=== Rows ===

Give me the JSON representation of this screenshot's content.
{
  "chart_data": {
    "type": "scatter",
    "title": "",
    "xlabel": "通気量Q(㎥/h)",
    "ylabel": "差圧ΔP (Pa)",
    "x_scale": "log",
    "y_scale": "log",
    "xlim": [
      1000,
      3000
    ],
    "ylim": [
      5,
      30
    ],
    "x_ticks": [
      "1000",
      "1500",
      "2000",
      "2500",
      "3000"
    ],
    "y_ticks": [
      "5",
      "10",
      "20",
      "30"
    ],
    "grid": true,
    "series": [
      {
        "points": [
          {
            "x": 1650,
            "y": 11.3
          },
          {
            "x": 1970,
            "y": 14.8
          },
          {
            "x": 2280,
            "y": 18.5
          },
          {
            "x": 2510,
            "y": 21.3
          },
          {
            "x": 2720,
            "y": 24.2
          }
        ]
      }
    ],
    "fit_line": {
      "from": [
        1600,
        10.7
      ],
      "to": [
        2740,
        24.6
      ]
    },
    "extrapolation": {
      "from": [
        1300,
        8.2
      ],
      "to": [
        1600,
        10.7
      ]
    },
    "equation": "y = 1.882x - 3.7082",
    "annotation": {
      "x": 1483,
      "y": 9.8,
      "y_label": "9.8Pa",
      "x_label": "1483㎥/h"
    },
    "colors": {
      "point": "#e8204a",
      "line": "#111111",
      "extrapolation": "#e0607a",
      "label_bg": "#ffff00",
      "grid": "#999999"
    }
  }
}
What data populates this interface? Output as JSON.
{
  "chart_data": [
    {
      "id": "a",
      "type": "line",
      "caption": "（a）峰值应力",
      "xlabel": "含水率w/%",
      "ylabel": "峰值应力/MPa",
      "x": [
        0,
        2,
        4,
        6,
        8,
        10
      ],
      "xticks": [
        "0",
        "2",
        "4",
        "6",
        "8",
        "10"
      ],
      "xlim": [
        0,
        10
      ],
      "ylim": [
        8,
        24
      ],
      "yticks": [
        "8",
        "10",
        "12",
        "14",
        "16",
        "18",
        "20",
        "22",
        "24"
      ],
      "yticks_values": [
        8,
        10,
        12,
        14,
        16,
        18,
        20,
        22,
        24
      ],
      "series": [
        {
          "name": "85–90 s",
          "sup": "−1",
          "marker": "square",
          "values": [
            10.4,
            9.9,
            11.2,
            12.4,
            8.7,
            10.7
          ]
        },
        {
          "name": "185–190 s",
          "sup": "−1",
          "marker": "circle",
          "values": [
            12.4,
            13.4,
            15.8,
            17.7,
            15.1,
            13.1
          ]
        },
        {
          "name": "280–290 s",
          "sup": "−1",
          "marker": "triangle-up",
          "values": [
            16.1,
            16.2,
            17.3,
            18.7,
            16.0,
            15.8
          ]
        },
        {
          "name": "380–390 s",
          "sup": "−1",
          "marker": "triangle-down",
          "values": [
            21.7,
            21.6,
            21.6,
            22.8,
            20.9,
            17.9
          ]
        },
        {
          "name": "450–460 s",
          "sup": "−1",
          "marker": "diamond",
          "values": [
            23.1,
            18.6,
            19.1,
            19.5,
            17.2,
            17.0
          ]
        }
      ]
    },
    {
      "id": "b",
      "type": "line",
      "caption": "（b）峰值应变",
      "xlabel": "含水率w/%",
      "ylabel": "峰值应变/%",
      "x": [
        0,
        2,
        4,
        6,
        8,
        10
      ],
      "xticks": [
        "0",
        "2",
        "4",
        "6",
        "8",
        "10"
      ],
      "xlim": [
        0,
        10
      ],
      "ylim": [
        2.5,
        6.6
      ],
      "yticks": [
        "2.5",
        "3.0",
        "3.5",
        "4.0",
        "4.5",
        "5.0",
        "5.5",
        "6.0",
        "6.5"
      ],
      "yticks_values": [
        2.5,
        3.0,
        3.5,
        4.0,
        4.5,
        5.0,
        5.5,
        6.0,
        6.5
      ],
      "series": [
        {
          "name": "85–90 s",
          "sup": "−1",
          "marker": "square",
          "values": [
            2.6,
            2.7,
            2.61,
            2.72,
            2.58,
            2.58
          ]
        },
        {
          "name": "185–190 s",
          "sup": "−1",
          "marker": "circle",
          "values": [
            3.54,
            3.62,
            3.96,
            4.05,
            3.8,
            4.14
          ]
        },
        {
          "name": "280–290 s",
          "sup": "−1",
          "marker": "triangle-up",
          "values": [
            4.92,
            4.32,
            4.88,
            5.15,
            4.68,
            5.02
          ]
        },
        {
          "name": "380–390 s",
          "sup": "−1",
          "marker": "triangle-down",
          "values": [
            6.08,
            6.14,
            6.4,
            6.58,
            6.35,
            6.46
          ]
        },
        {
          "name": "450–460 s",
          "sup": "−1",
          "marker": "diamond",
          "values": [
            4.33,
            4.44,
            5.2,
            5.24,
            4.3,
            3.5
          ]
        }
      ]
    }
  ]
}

===

(Written request) Restate all of the entries above precisely.

(Exercise output)
Give me the JSON representation of this screenshot's content.
{
  "chart_data": {
    "type": "scatter",
    "title": "",
    "xlabel": "通気量Q(㎥/h)",
    "ylabel": "差圧ΔP (Pa)",
    "x_scale": "log",
    "y_scale": "log",
    "xlim": [
      1000,
      3000
    ],
    "ylim": [
      5,
      30
    ],
    "x_ticks": [
      "1000",
      "1500",
      "2000",
      "2500",
      "3000"
    ],
    "y_ticks": [
      "5",
      "10",
      "20",
      "30"
    ],
    "grid": true,
    "series": [
      {
        "points": [
          {
            "x": 1650,
            "y": 11.3
          },
          {
            "x": 1970,
            "y": 14.8
          },
          {
            "x": 2280,
            "y": 18.5
          },
          {
            "x": 2510,
            "y": 21.3
          },
          {
            "x": 2720,
            "y": 24.2
          }
        ]
      }
    ],
    "fit_line": {
      "from": [
        1600,
        10.7
      ],
      "to": [
        2740,
        24.6
      ]
    },
    "extrapolation": {
      "from": [
        1300,
        8.2
      ],
      "to": [
        1600,
        10.7
      ]
    },
    "equation": "y = 1.882x - 3.7082",
    "annotation": {
      "x": 1483,
      "y": 9.8,
      "y_label": "9.8Pa",
      "x_label": "1483㎥/h"
    },
    "colors": {
      "point": "#e8204a",
      "line": "#111111",
      "extrapolation": "#e0607a",
      "label_bg": "#ffff00",
      "grid": "#999999"
    }
  }
}
What data populates this interface? Output as JSON.
{
  "chart_data": [
    {
      "id": "a",
      "type": "line",
      "caption": "（a）峰值应力",
      "xlabel": "含水率w/%",
      "ylabel": "峰值应力/MPa",
      "x": [
        0,
        2,
        4,
        6,
        8,
        10
      ],
      "xticks": [
        "0",
        "2",
        "4",
        "6",
        "8",
        "10"
      ],
      "xlim": [
        0,
        10
      ],
      "ylim": [
        8,
        24
      ],
      "yticks": [
        "8",
        "10",
        "12",
        "14",
        "16",
        "18",
        "20",
        "22",
        "24"
      ],
      "yticks_values": [
        8,
        10,
        12,
        14,
        16,
        18,
        20,
        22,
        24
      ],
      "series": [
        {
          "name": "85–90 s",
          "sup": "−1",
          "marker": "square",
          "values": [
            10.4,
            9.9,
            11.2,
            12.4,
            8.7,
            10.7
          ]
        },
        {
          "name": "185–190 s",
          "sup": "−1",
          "marker": "circle",
          "values": [
            12.4,
            13.4,
            15.8,
            17.7,
            15.1,
            13.1
          ]
        },
        {
          "name": "280–290 s",
          "sup": "−1",
          "marker": "triangle-up",
          "values": [
            16.1,
            16.2,
            17.3,
            18.7,
            16.0,
            15.8
          ]
        },
        {
          "name": "380–390 s",
          "sup": "−1",
          "marker": "triangle-down",
          "values": [
            21.7,
            21.6,
            21.6,
            22.8,
            20.9,
            17.9
          ]
        },
        {
          "name": "450–460 s",
          "sup": "−1",
          "marker": "diamond",
          "values": [
            23.1,
            18.6,
            19.1,
            19.5,
            17.2,
            17.0
          ]
        }
      ]
    },
    {
      "id": "b",
      "type": "line",
      "caption": "（b）峰值应变",
      "xlabel": "含水率w/%",
      "ylabel": "峰值应变/%",
      "x": [
        0,
        2,
        4,
        6,
        8,
        10
      ],
      "xticks": [
        "0",
        "2",
        "4",
        "6",
        "8",
        "10"
      ],
      "xlim": [
        0,
        10
      ],
      "ylim": [
        2.5,
        6.6
      ],
      "yticks": [
        "2.5",
        "3.0",
        "3.5",
        "4.0",
        "4.5",
        "5.0",
        "5.5",
        "6.0",
        "6.5"
      ],
      "yticks_values": [
        2.5,
        3.0,
        3.5,
        4.0,
        4.5,
        5.0,
        5.5,
        6.0,
        6.5
      ],
      "series": [
        {
          "name": "85–90 s",
          "sup": "−1",
          "marker": "square",
          "values": [
            2.6,
            2.7,
            2.61,
            2.72,
            2.58,
            2.58
          ]
        },
        {
          "name": "185–190 s",
          "sup": "−1",
          "marker": "circle",
          "values": [
            3.54,
            3.62,
            3.96,
            4.05,
            3.8,
            4.14
          ]
        },
        {
          "name": "280–290 s",
          "sup": "−1",
          "marker": "triangle-up",
          "values": [
            4.92,
            4.32,
            4.88,
            5.15,
            4.68,
            5.02
          ]
        },
        {
          "name": "380–390 s",
          "sup": "−1",
          "marker": "triangle-down",
          "values": [
            6.08,
            6.14,
            6.4,
            6.58,
            6.35,
            6.46
          ]
        },
        {
          "name": "450–460 s",
          "sup": "−1",
          "marker": "diamond",
          "values": [
            4.33,
            4.44,
            5.2,
            5.24,
            4.3,
            3.5
          ]
        }
      ]
    }
  ]
}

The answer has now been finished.